Contro questo argomentare il C. insorge con il presente ricorso e al riguardo il Collegio osserva quanto segue.
2.-In punto di fatto è pacifico tra le parti che fu concluso un contratto di locazione secondo la disciplina dei c.d. patti in deroga ed era previsto un aggiornamento del canone nella misura del 5%.
Nella pendenza del contratto ebbe luogo una transazione che concludeva le controversie tra il R. e la s.r.l. F., concernente opposizione all’esecuzione in una controversia tra il R. e il C. circa la risoluzione della locazione.
Nell’atto transattivo il C. rinunciava ad impugnare la sentenza di primo grado RG. n. 3697/01 che portava condanna del R. alle spese di lite e il R. rinunciava alla prosecuzione del giudizio di opposizione all’esecuzione “Tale rinuncia agli atti comporta anche rinuncia all’azione di risoluzione da parte del C. e ad ogni ulteriore pretesa fatta valere dal ******* con l’opposta esecuzione. Sempre con eventuale accettazione dell’altrui rinuncia” (p.6-7 ricorso).
Ad illustrazione della censura viene formulato il seguente quesito di diritto (p.8):
Se la transazione intervenuta tra le parti di un contratto di locazione, avente ad oggetto il pagamento dei canoni, precluda o meno alla parte locataria di sollevare una nuova questione in ordine alla determinazione dell’ammontare dei canoni medesimi”.
Così come formulato, il quesito non coglie la statuizione di cui a p.5 della sentenza impugnata e nel motivo si rinviene una valutazione che involge accertamenti in fatto. Peraltro, esso è infondato perché la sentenza ha escluso che la rinuncia del R. si estendesse anche a tale questione (v. p. 4 sentenza impugnata).
E ciò dovendosi sottolineare, inoltre, come è noto, la clausola contrattuale che preveda l’aggiornamento automatico del canone su base annua senza necessità di richiesta espressa del locatore è affetta da nullità in base al comb. disp. degli artt. 24 e 29 della legge n.392/8 perché l’art. 11 del d.l. n. 333/92 convertito in legge n.359/92 al comma secondo ultima parte stabilisce che per detti contratti resta ferma l’applicabilità della disciplina degli artt. 24 e 30 della legge n. 392/78 (Cass. n. 2884/05).

> [ESERCIZI DA SVOLGERE]:
• 1. Rispondi a queste domande sul brano sulla locazione:
(a) In quale misura era previsto l'aggiornamento del canone?
(b) Quale numero di ruolo porta la sentenza di primo grado che il C. rinunciava a impugnare?
(c) Quale pronuncia della Cassazione è citata nell'ultimo paragrafo?
• 2. Ricopia fedelmente il brano sulla locazione a partire da "2.-In punto di" e fino a "misura del 5%.".
• 3. Scrivi il seguito del brano sulla locazione, riprendendo da dove si interrompe.
I dati non hanno alcun legame con il brano sulla locazione.

> [DATI FORNITI]:
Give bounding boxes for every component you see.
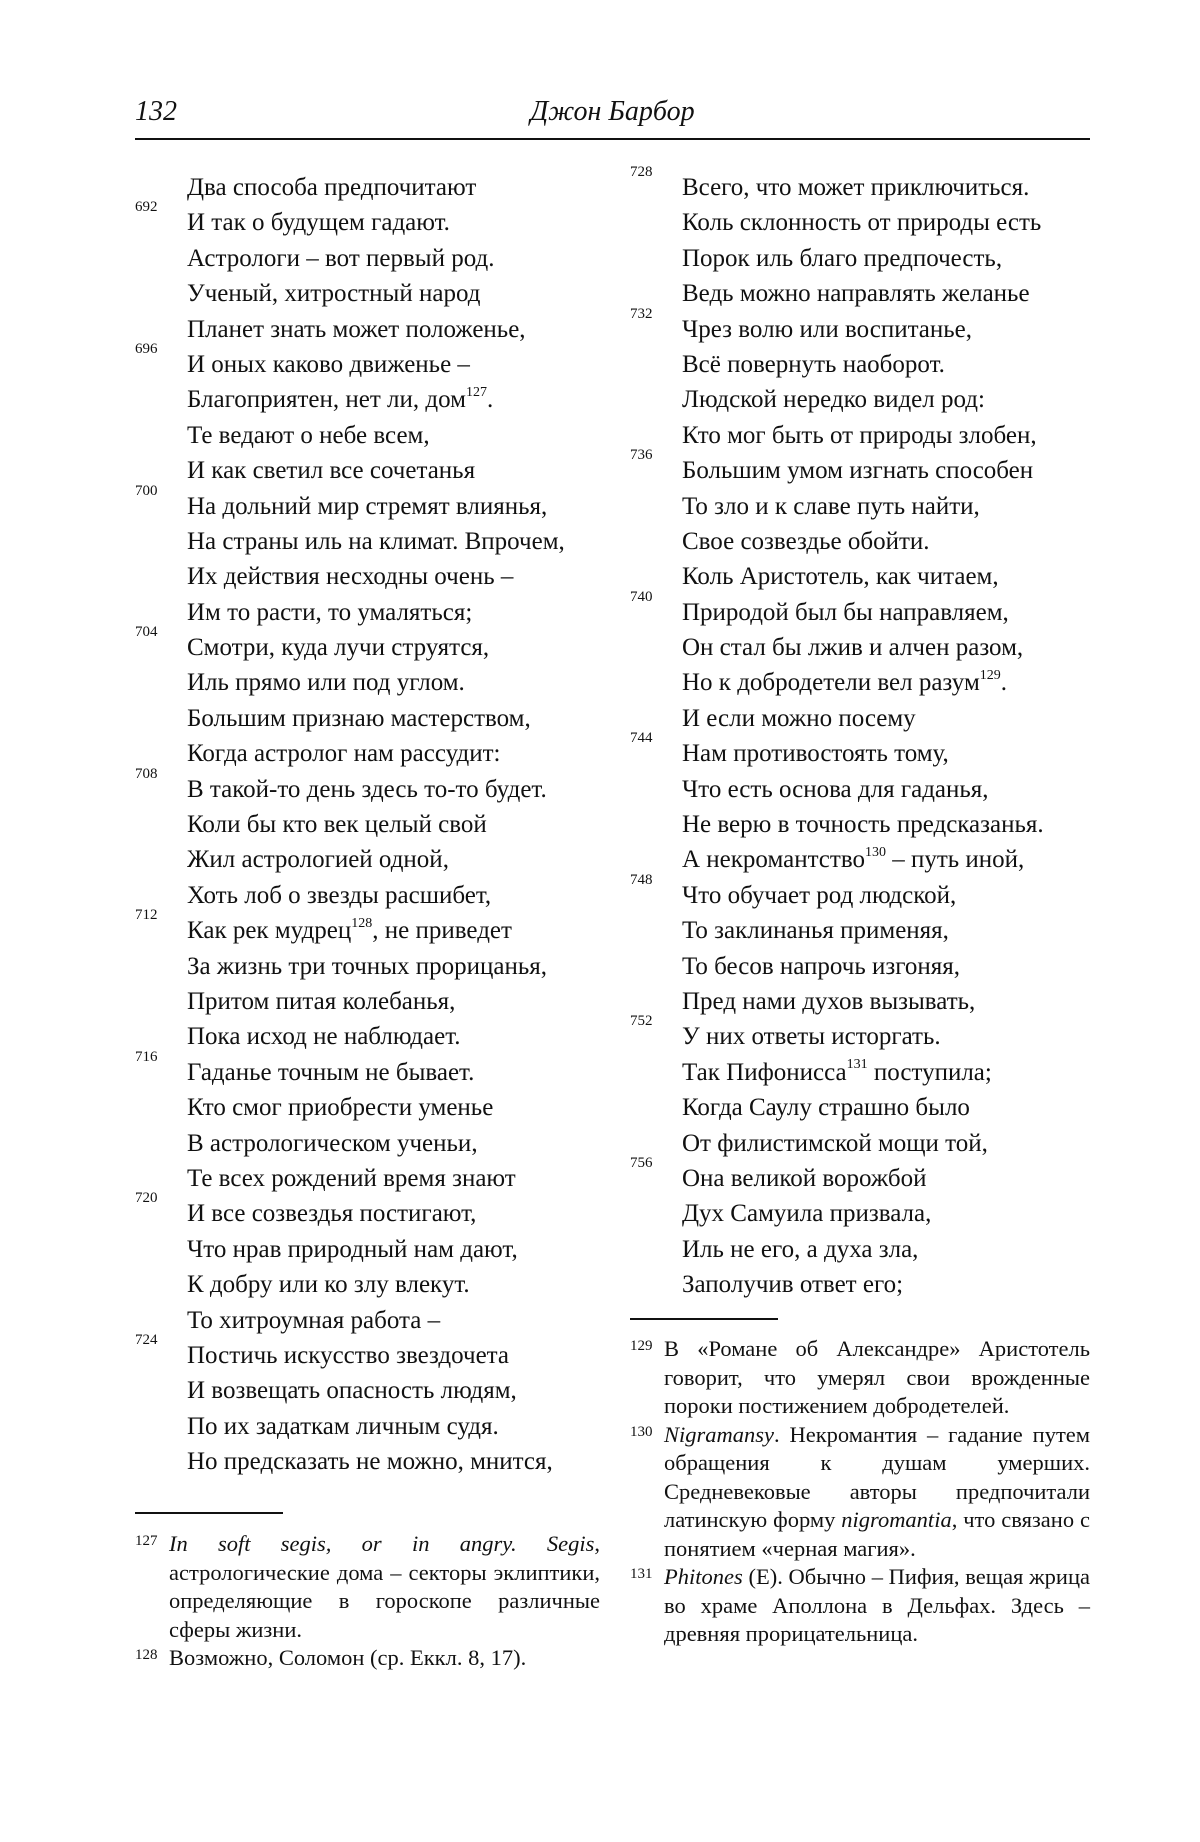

> [RISPOSTE]:
• 1.
(a) Nella misura del 5%.
(b) RG. n. 3697/01.
(c) Cass. n. 2884/05.

• 2.
2.-In punto di fatto è pacifico tra le parti che fu concluso un contratto di locazione secondo la disciplina dei c.d. patti in deroga ed era previsto un aggiornamento del canone nella misura del 5%.

• 3.
3. – Con il secondo motivo (erroneità della sentenza per avere ritenuto che la clausola in questione fosse una clausola di aggiornamento ISTAT – violazione e falsa applicazione di norme di legge (art. 1362 cc. – art. 24 legge n. 392/78 – art. 11 del d.l. n. 333/1992, così come modificato in sede di conversione dalla legge 8 agosto 1992 n. 359) il ricorrente afferma che la clausola di cui al n. 5 del contratto non è una clausola di aggiornamento ISTAT, in quanto prevede l’aumento annuale del 5% del canone e a suo avviso il contenuto di essa corrisponderebbe alla precisa volontà delle parti, che convenivano che il conduttore, nell’ambito delle complesse di determinazione del canone locatizio, si sarebbe impegnato ad eseguire interventi di manutenzione ordinaria e straordinaria, così come risulta dagli allegati al suddetto contratto (p.8-10 ricorso).
Ad illustrazione della censura vengono formulati i seguenti quesiti di diritto.
1) Se sia o meno configurabile e ammissibile una clausola contenuta in un contratto di locazione ad uso abitativo, stipulato a norma dell’art. 11 del d.l. n. 333/1991, convertito con modifiche dalla legge 8 agosto 1992 n. 359 (c.d. patti in deroga), che prevede, nell’ambito della facoltà di libera determinazione del canone riconosciuta alle parti, una forma di aumento attuale del canone di locazione diversa da quella prevista dall’art. 24 legge n. 392/1978″.
2) Se si debba o meno ritenere la sussistenza di una simile clausola tutte le volte in cui le parti, per il tenore letterale della clausola e per il loro comportamento successivo alla stipulazione,non si siano mai riferiti ad alcun indice ISTAT”.
Sia la redazione della censura che i relativi quesiti ritiene il Collegio che non abbiano pregio.
Infatti, il giudice dell’appello ha esaminato attentamente il c.d. contratto transattivo, nel quale non ha rinvenuto alcun riferimento alla clausola.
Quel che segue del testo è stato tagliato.